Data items

● ● ●

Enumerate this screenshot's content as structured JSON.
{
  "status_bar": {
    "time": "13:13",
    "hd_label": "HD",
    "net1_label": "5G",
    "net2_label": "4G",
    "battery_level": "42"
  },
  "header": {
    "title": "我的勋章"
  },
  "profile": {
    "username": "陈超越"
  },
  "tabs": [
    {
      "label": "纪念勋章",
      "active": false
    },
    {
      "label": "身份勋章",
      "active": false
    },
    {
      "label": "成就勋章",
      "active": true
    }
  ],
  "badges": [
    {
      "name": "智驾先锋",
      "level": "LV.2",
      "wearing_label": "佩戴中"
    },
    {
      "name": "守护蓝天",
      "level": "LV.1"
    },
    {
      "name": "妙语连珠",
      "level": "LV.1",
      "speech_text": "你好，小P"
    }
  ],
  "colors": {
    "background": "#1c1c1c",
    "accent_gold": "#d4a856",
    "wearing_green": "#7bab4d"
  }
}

● ● ●

### Task to carry out
Every line above should be written out again exactly as it stands.

### Solution to this problem
Enumerate this screenshot's content as structured JSON.
{
  "status_bar": {
    "time": "13:13",
    "hd_label": "HD",
    "net1_label": "5G",
    "net2_label": "4G",
    "battery_level": "42"
  },
  "header": {
    "title": "我的勋章"
  },
  "profile": {
    "username": "陈超越"
  },
  "tabs": [
    {
      "label": "纪念勋章",
      "active": false
    },
    {
      "label": "身份勋章",
      "active": false
    },
    {
      "label": "成就勋章",
      "active": true
    }
  ],
  "badges": [
    {
      "name": "智驾先锋",
      "level": "LV.2",
      "wearing_label": "佩戴中"
    },
    {
      "name": "守护蓝天",
      "level": "LV.1"
    },
    {
      "name": "妙语连珠",
      "level": "LV.1",
      "speech_text": "你好，小P"
    }
  ],
  "colors": {
    "background": "#1c1c1c",
    "accent_gold": "#d4a856",
    "wearing_green": "#7bab4d"
  }
}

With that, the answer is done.